## [Records excerpted from a collection]
## start

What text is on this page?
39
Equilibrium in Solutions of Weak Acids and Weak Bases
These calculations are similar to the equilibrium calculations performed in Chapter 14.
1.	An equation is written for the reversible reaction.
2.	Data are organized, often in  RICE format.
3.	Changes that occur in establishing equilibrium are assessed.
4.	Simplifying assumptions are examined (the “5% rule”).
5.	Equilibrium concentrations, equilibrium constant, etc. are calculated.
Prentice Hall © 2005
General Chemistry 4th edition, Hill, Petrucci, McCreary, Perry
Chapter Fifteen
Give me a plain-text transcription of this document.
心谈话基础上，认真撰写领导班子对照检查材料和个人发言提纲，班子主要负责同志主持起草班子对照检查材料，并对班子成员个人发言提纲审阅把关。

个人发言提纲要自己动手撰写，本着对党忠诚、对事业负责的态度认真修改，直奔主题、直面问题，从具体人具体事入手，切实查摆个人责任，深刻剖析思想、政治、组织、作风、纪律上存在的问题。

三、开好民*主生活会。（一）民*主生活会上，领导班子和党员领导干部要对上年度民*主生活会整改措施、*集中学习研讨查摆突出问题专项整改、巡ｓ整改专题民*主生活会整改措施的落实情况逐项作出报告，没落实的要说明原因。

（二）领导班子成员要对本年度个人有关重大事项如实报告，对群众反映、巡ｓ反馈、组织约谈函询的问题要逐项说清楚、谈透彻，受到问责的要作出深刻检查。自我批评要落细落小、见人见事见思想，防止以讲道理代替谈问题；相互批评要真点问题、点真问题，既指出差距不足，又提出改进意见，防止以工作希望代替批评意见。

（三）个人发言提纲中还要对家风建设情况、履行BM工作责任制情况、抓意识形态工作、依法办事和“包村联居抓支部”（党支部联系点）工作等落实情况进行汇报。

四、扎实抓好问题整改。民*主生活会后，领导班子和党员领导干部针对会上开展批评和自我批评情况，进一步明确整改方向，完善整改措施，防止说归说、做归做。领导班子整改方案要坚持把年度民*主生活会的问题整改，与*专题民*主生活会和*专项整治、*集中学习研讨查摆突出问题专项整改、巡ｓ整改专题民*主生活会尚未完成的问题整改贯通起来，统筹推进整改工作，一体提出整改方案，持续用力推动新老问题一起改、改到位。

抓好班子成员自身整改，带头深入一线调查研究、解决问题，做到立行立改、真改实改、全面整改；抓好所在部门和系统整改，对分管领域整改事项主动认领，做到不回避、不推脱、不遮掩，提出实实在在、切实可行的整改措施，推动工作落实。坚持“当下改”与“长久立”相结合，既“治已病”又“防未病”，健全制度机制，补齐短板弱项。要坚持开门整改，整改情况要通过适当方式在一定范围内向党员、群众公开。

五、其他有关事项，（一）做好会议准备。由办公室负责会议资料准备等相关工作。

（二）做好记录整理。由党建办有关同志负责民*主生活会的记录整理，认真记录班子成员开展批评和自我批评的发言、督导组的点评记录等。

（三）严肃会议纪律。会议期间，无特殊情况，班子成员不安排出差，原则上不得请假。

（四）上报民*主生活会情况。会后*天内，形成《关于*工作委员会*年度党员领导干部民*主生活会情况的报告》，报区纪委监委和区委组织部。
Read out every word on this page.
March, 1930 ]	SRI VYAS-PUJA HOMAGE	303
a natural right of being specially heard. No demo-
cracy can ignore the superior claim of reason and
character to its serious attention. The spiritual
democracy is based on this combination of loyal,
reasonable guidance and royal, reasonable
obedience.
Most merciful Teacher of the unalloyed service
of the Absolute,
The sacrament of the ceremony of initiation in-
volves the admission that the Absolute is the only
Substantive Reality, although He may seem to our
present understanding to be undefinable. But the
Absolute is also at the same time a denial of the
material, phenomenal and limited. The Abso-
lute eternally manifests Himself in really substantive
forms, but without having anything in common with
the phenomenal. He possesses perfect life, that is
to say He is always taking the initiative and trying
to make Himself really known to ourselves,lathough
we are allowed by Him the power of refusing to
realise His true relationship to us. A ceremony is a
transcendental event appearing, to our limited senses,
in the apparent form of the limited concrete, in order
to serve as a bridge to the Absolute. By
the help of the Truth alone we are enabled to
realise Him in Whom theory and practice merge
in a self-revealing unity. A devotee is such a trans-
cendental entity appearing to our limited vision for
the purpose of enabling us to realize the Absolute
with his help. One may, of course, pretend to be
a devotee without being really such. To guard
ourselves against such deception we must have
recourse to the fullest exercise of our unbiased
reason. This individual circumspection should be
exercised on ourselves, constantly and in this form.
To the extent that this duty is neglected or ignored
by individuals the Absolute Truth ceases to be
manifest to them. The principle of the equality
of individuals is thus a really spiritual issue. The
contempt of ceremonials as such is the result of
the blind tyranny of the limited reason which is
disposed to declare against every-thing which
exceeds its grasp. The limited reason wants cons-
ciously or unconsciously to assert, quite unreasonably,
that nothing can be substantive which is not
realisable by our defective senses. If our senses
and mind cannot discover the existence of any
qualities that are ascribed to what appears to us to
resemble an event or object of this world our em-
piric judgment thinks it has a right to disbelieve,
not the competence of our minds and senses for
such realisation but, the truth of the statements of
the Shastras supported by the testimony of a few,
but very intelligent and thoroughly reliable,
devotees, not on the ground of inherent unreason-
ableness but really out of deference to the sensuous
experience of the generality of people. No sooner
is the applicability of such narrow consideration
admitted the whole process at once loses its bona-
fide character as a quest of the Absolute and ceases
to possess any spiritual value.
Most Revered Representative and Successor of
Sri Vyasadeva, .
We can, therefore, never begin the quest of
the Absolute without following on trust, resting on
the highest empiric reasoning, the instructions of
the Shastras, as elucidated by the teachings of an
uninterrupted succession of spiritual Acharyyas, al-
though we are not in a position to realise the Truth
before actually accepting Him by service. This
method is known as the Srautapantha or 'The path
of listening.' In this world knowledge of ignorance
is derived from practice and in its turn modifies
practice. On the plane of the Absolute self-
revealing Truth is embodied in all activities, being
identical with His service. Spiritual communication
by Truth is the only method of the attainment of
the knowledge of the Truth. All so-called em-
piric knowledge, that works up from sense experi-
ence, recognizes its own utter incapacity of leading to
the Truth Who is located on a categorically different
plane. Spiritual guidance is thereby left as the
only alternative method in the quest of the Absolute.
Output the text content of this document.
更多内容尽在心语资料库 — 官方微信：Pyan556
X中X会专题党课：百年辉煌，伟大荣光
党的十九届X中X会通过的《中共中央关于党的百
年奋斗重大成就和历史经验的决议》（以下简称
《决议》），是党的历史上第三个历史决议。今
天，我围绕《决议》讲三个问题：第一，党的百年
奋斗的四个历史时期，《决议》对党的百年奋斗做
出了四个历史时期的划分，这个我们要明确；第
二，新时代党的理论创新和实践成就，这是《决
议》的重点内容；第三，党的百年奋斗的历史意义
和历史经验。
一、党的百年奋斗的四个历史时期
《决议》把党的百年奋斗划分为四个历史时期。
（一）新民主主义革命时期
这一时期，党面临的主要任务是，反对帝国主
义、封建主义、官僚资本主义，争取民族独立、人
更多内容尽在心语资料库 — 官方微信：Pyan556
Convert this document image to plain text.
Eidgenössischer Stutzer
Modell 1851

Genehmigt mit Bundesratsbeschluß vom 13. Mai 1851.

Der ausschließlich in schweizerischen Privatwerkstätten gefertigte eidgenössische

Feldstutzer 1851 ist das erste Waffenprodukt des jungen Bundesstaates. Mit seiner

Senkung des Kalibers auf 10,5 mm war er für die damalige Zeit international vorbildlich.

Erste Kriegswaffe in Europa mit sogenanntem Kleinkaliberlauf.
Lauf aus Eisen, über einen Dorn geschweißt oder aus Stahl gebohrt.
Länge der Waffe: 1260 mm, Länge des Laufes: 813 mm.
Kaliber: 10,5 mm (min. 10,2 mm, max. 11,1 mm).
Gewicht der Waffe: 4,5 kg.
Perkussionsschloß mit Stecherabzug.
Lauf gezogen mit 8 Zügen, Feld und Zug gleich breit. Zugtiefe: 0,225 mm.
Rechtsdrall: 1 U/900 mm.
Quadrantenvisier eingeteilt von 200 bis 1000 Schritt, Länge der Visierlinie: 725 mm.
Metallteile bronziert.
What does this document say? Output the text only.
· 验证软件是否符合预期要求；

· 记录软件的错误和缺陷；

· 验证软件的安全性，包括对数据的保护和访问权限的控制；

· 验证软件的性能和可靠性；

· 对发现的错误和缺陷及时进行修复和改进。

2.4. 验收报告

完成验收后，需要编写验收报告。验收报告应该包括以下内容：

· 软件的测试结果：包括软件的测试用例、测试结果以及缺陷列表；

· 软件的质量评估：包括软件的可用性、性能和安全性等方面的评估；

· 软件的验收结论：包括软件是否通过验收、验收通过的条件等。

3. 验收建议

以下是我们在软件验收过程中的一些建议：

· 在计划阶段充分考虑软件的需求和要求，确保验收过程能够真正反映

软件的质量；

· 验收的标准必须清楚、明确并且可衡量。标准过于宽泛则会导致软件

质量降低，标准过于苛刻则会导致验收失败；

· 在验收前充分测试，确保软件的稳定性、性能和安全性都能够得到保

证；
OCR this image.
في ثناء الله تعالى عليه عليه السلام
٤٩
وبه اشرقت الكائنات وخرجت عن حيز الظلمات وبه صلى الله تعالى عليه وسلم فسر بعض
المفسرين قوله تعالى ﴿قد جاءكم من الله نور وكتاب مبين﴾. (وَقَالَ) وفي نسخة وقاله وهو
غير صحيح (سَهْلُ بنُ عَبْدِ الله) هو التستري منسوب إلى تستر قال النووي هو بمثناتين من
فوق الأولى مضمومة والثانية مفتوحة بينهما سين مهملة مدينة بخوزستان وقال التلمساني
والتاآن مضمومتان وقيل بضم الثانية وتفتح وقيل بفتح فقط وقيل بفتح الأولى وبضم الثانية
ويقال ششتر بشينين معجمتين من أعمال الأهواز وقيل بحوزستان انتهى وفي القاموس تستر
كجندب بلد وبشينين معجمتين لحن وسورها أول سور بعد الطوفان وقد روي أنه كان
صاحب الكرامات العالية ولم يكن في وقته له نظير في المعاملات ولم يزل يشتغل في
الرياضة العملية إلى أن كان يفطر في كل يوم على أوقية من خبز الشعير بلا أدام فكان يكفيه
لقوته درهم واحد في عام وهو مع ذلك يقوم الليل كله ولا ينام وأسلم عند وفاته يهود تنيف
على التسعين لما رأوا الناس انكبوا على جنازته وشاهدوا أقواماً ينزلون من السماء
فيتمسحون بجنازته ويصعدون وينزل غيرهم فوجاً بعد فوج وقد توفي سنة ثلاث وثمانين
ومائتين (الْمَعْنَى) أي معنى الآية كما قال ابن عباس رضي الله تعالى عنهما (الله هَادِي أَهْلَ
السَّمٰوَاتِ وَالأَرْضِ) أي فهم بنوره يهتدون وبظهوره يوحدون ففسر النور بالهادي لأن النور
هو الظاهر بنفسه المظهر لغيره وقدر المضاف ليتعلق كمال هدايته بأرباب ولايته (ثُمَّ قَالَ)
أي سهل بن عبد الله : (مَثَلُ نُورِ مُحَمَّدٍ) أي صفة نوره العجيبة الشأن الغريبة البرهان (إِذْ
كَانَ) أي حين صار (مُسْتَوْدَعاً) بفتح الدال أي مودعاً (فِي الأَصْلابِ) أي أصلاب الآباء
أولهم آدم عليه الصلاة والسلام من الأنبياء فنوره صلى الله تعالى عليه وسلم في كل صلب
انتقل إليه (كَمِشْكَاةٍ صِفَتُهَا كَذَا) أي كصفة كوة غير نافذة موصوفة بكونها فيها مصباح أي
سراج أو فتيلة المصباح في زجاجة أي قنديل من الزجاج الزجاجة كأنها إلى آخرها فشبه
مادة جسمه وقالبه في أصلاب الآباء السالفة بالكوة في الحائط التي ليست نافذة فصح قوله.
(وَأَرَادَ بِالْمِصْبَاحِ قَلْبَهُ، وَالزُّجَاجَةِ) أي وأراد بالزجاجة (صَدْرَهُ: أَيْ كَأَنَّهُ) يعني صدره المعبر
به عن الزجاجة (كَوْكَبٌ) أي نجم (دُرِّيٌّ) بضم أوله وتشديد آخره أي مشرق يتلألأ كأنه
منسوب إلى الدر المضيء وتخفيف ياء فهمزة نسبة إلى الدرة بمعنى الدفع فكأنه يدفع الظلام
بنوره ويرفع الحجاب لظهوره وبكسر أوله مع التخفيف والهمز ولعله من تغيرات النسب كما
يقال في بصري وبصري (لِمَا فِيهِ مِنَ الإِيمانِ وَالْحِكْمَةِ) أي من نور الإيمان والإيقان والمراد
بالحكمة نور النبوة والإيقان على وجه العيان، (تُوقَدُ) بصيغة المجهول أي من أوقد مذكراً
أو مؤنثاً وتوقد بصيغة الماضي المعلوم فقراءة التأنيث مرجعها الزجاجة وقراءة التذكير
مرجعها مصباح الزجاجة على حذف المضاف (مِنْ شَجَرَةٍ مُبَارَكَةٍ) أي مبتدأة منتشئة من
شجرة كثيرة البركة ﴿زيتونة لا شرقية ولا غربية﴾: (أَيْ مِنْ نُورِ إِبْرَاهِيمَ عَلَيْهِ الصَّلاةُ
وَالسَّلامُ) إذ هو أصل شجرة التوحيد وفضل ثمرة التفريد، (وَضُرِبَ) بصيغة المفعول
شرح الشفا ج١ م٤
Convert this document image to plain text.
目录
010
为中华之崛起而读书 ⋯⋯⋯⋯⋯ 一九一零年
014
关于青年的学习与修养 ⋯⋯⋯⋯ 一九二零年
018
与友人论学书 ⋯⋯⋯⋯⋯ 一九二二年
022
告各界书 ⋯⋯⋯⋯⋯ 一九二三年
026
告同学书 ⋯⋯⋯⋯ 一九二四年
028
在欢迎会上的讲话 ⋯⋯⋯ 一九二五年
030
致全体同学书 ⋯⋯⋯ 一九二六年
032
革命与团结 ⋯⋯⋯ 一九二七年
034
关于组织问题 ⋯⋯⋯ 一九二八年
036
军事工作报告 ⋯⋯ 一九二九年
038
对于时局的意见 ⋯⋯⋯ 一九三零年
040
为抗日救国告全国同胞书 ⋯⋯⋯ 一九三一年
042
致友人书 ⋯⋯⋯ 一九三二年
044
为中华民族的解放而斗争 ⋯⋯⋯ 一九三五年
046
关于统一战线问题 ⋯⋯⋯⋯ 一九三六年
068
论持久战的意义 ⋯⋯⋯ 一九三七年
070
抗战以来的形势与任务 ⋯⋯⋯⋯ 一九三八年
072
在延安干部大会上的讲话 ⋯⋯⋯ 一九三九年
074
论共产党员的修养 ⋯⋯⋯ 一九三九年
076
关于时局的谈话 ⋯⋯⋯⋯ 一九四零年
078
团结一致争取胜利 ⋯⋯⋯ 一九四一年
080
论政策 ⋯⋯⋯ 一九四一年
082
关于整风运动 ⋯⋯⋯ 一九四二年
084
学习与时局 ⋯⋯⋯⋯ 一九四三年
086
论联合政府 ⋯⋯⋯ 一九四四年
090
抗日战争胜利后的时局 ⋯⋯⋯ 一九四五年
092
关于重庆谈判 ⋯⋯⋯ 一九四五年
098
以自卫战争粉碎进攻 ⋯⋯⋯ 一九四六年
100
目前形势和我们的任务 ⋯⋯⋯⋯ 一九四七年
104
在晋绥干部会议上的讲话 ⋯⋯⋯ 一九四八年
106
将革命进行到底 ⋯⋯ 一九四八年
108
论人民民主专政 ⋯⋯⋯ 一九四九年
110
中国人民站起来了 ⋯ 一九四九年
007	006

## end

## [Problem description]
Consider the entries above and return each line with the string "Shastras".

## [Exercise output]
the Shastras supported by the testimony of a few,
the Shastras, as elucidated by the teachings of an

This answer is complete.